### Short exercise
Return every line of the records below unchanged.

··· Record set

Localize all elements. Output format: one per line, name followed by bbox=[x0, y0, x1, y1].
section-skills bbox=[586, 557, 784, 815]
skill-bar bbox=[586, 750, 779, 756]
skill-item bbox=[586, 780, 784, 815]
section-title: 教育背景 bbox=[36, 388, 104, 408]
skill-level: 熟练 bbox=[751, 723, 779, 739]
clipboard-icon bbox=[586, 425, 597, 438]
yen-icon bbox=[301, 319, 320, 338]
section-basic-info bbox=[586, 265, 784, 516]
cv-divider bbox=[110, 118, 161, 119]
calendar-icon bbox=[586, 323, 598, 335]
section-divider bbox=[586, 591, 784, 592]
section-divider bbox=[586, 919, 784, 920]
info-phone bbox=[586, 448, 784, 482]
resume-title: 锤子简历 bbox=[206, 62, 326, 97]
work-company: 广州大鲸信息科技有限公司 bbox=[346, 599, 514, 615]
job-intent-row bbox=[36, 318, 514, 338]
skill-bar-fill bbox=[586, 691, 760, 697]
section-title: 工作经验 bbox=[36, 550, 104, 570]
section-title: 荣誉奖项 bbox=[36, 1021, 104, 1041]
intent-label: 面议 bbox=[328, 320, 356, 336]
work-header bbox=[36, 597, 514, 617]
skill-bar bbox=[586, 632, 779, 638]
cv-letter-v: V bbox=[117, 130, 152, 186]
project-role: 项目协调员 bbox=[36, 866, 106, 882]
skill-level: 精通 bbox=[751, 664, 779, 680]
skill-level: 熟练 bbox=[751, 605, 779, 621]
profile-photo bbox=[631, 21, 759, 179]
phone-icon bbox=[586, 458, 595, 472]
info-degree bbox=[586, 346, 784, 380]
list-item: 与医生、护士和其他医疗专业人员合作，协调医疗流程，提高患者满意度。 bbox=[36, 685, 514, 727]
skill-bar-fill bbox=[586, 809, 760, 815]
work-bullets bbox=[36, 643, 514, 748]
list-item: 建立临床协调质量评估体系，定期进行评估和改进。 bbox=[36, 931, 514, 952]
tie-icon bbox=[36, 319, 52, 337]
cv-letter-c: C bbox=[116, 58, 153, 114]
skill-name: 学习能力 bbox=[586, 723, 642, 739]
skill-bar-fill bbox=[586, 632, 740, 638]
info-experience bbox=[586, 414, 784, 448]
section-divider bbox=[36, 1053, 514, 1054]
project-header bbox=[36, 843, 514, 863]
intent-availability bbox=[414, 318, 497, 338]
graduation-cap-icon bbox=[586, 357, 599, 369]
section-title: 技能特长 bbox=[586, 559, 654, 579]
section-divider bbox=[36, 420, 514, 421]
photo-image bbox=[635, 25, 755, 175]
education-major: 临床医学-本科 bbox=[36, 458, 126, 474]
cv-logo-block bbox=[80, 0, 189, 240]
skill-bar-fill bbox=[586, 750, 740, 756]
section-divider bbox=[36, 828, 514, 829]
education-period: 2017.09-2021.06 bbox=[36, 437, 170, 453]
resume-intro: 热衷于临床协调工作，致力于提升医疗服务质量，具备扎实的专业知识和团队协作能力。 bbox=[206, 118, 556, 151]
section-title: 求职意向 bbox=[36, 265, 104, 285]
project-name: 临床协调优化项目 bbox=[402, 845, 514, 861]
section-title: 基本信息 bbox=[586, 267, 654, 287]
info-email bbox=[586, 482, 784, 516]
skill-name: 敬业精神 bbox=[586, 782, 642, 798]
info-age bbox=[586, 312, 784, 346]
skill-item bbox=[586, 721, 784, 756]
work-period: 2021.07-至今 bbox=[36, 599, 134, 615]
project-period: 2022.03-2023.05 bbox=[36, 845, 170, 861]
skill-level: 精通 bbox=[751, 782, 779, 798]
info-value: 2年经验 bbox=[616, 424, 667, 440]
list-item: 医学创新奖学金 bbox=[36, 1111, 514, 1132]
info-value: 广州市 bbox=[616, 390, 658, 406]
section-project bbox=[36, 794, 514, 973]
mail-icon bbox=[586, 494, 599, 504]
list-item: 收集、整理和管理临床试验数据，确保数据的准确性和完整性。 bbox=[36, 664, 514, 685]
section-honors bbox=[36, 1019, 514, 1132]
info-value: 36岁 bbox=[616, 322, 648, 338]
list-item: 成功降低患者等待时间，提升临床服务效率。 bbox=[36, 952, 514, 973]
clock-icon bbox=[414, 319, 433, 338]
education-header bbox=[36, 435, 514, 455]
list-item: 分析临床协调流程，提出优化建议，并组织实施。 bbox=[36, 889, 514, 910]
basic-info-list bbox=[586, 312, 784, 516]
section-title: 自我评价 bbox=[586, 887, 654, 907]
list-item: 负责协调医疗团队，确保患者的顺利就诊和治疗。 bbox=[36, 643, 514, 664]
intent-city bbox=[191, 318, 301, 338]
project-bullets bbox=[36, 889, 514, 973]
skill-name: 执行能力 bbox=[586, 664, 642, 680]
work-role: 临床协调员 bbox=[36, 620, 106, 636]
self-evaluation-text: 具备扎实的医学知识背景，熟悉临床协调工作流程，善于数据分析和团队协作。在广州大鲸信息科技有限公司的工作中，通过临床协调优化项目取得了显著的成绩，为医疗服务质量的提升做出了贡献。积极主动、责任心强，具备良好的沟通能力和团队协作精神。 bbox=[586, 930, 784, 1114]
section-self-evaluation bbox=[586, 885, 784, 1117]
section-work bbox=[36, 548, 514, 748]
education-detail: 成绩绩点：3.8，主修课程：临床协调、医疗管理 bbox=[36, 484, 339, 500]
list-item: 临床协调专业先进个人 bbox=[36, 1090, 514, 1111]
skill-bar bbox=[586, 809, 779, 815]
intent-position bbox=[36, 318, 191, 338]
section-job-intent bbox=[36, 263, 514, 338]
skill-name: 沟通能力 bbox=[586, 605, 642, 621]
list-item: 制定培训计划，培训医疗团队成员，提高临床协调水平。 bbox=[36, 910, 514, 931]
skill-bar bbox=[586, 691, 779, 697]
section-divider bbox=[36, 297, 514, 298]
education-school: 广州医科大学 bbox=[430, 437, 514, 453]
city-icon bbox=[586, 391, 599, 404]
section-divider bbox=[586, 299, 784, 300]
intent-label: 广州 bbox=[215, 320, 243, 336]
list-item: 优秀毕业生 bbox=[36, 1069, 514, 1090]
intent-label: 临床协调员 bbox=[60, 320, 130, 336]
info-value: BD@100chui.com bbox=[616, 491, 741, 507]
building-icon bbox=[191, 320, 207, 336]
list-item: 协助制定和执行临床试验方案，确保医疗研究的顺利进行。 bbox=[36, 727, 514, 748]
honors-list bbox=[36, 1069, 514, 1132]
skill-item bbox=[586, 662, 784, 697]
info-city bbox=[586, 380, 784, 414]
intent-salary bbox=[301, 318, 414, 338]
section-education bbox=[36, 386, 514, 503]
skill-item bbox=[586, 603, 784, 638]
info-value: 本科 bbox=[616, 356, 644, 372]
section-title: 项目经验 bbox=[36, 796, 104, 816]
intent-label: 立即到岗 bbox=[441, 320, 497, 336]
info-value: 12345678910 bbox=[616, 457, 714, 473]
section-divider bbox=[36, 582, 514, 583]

······

### Solved exercise
Localize all elements. Output format: one per line, name followed by bbox=[x0, y0, x1, y1].
section-skills bbox=[586, 557, 784, 815]
skill-bar bbox=[586, 750, 779, 756]
skill-item bbox=[586, 780, 784, 815]
section-title: 教育背景 bbox=[36, 388, 104, 408]
skill-level: 熟练 bbox=[751, 723, 779, 739]
clipboard-icon bbox=[586, 425, 597, 438]
yen-icon bbox=[301, 319, 320, 338]
section-basic-info bbox=[586, 265, 784, 516]
cv-divider bbox=[110, 118, 161, 119]
calendar-icon bbox=[586, 323, 598, 335]
section-divider bbox=[586, 591, 784, 592]
section-divider bbox=[586, 919, 784, 920]
info-phone bbox=[586, 448, 784, 482]
resume-title: 锤子简历 bbox=[206, 62, 326, 97]
work-company: 广州大鲸信息科技有限公司 bbox=[346, 599, 514, 615]
job-intent-row bbox=[36, 318, 514, 338]
skill-bar-fill bbox=[586, 691, 760, 697]
section-title: 工作经验 bbox=[36, 550, 104, 570]
section-title: 荣誉奖项 bbox=[36, 1021, 104, 1041]
intent-label: 面议 bbox=[328, 320, 356, 336]
work-header bbox=[36, 597, 514, 617]
skill-bar bbox=[586, 632, 779, 638]
cv-letter-v: V bbox=[117, 130, 152, 186]
project-role: 项目协调员 bbox=[36, 866, 106, 882]
skill-level: 精通 bbox=[751, 664, 779, 680]
skill-level: 熟练 bbox=[751, 605, 779, 621]
profile-photo bbox=[631, 21, 759, 179]
phone-icon bbox=[586, 458, 595, 472]
info-degree bbox=[586, 346, 784, 380]
list-item: 与医生、护士和其他医疗专业人员合作，协调医疗流程，提高患者满意度。 bbox=[36, 685, 514, 727]
skill-bar-fill bbox=[586, 809, 760, 815]
work-bullets bbox=[36, 643, 514, 748]
list-item: 建立临床协调质量评估体系，定期进行评估和改进。 bbox=[36, 931, 514, 952]
tie-icon bbox=[36, 319, 52, 337]
cv-letter-c: C bbox=[116, 58, 153, 114]
skill-name: 学习能力 bbox=[586, 723, 642, 739]
skill-bar-fill bbox=[586, 632, 740, 638]
info-experience bbox=[586, 414, 784, 448]
section-divider bbox=[36, 1053, 514, 1054]
project-header bbox=[36, 843, 514, 863]
intent-availability bbox=[414, 318, 497, 338]
graduation-cap-icon bbox=[586, 357, 599, 369]
section-title: 技能特长 bbox=[586, 559, 654, 579]
section-divider bbox=[36, 420, 514, 421]
photo-image bbox=[635, 25, 755, 175]
education-major: 临床医学-本科 bbox=[36, 458, 126, 474]
cv-logo-block bbox=[80, 0, 189, 240]
skill-bar-fill bbox=[586, 750, 740, 756]
section-divider bbox=[36, 828, 514, 829]
education-period: 2017.09-2021.06 bbox=[36, 437, 170, 453]
resume-intro: 热衷于临床协调工作，致力于提升医疗服务质量，具备扎实的专业知识和团队协作能力。 bbox=[206, 118, 556, 151]
section-title: 求职意向 bbox=[36, 265, 104, 285]
project-name: 临床协调优化项目 bbox=[402, 845, 514, 861]
section-title: 基本信息 bbox=[586, 267, 654, 287]
info-email bbox=[586, 482, 784, 516]
skill-name: 敬业精神 bbox=[586, 782, 642, 798]
info-age bbox=[586, 312, 784, 346]
skill-item bbox=[586, 721, 784, 756]
work-period: 2021.07-至今 bbox=[36, 599, 134, 615]
project-period: 2022.03-2023.05 bbox=[36, 845, 170, 861]
skill-level: 精通 bbox=[751, 782, 779, 798]
info-value: 2年经验 bbox=[616, 424, 667, 440]
list-item: 医学创新奖学金 bbox=[36, 1111, 514, 1132]
info-value: 广州市 bbox=[616, 390, 658, 406]
section-project bbox=[36, 794, 514, 973]
mail-icon bbox=[586, 494, 599, 504]
list-item: 收集、整理和管理临床试验数据，确保数据的准确性和完整性。 bbox=[36, 664, 514, 685]
section-honors bbox=[36, 1019, 514, 1132]
info-value: 36岁 bbox=[616, 322, 648, 338]
list-item: 成功降低患者等待时间，提升临床服务效率。 bbox=[36, 952, 514, 973]
clock-icon bbox=[414, 319, 433, 338]
education-header bbox=[36, 435, 514, 455]
list-item: 分析临床协调流程，提出优化建议，并组织实施。 bbox=[36, 889, 514, 910]
basic-info-list bbox=[586, 312, 784, 516]
section-title: 自我评价 bbox=[586, 887, 654, 907]
list-item: 负责协调医疗团队，确保患者的顺利就诊和治疗。 bbox=[36, 643, 514, 664]
intent-city bbox=[191, 318, 301, 338]
project-bullets bbox=[36, 889, 514, 973]
skill-name: 执行能力 bbox=[586, 664, 642, 680]
work-role: 临床协调员 bbox=[36, 620, 106, 636]
self-evaluation-text: 具备扎实的医学知识背景，熟悉临床协调工作流程，善于数据分析和团队协作。在广州大鲸信息科技有限公司的工作中，通过临床协调优化项目取得了显著的成绩，为医疗服务质量的提升做出了贡献。积极主动、责任心强，具备良好的沟通能力和团队协作精神。 bbox=[586, 930, 784, 1114]
section-self-evaluation bbox=[586, 885, 784, 1117]
section-work bbox=[36, 548, 514, 748]
education-detail: 成绩绩点：3.8，主修课程：临床协调、医疗管理 bbox=[36, 484, 339, 500]
list-item: 临床协调专业先进个人 bbox=[36, 1090, 514, 1111]
skill-bar bbox=[586, 809, 779, 815]
intent-position bbox=[36, 318, 191, 338]
section-job-intent bbox=[36, 263, 514, 338]
skill-name: 沟通能力 bbox=[586, 605, 642, 621]
list-item: 制定培训计划，培训医疗团队成员，提高临床协调水平。 bbox=[36, 910, 514, 931]
skill-bar bbox=[586, 691, 779, 697]
section-divider bbox=[36, 297, 514, 298]
education-school: 广州医科大学 bbox=[430, 437, 514, 453]
city-icon bbox=[586, 391, 599, 404]
section-divider bbox=[586, 299, 784, 300]
intent-label: 广州 bbox=[215, 320, 243, 336]
list-item: 优秀毕业生 bbox=[36, 1069, 514, 1090]
intent-label: 临床协调员 bbox=[60, 320, 130, 336]
info-value: BD@100chui.com bbox=[616, 491, 741, 507]
building-icon bbox=[191, 320, 207, 336]
list-item: 协助制定和执行临床试验方案，确保医疗研究的顺利进行。 bbox=[36, 727, 514, 748]
honors-list bbox=[36, 1069, 514, 1132]
skill-item bbox=[586, 662, 784, 697]
info-city bbox=[586, 380, 784, 414]
intent-salary bbox=[301, 318, 414, 338]
section-education bbox=[36, 386, 514, 503]
skill-item bbox=[586, 603, 784, 638]
info-value: 本科 bbox=[616, 356, 644, 372]
section-title: 项目经验 bbox=[36, 796, 104, 816]
intent-label: 立即到岗 bbox=[441, 320, 497, 336]
info-value: 12345678910 bbox=[616, 457, 714, 473]
section-divider bbox=[36, 582, 514, 583]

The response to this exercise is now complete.